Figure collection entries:
··········

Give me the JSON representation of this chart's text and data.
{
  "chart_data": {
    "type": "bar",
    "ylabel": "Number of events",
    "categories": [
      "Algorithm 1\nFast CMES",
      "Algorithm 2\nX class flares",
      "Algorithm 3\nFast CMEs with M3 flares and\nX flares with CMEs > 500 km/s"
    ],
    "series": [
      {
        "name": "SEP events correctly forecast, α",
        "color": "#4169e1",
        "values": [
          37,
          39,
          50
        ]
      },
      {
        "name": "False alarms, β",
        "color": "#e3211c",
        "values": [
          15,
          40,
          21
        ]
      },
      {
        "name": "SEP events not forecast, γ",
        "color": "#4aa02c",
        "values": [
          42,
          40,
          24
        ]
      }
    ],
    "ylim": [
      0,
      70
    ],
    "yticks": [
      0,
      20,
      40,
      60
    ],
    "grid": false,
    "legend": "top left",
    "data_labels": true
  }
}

··········

WORK TO DO ▸
Copy each line of the data above without altering a single character.

RESPONSE ▸
Give me the JSON representation of this chart's text and data.
{
  "chart_data": {
    "type": "bar",
    "ylabel": "Number of events",
    "categories": [
      "Algorithm 1\nFast CMES",
      "Algorithm 2\nX class flares",
      "Algorithm 3\nFast CMEs with M3 flares and\nX flares with CMEs > 500 km/s"
    ],
    "series": [
      {
        "name": "SEP events correctly forecast, α",
        "color": "#4169e1",
        "values": [
          37,
          39,
          50
        ]
      },
      {
        "name": "False alarms, β",
        "color": "#e3211c",
        "values": [
          15,
          40,
          21
        ]
      },
      {
        "name": "SEP events not forecast, γ",
        "color": "#4aa02c",
        "values": [
          42,
          40,
          24
        ]
      }
    ],
    "ylim": [
      0,
      70
    ],
    "yticks": [
      0,
      20,
      40,
      60
    ],
    "grid": false,
    "legend": "top left",
    "data_labels": true
  }
}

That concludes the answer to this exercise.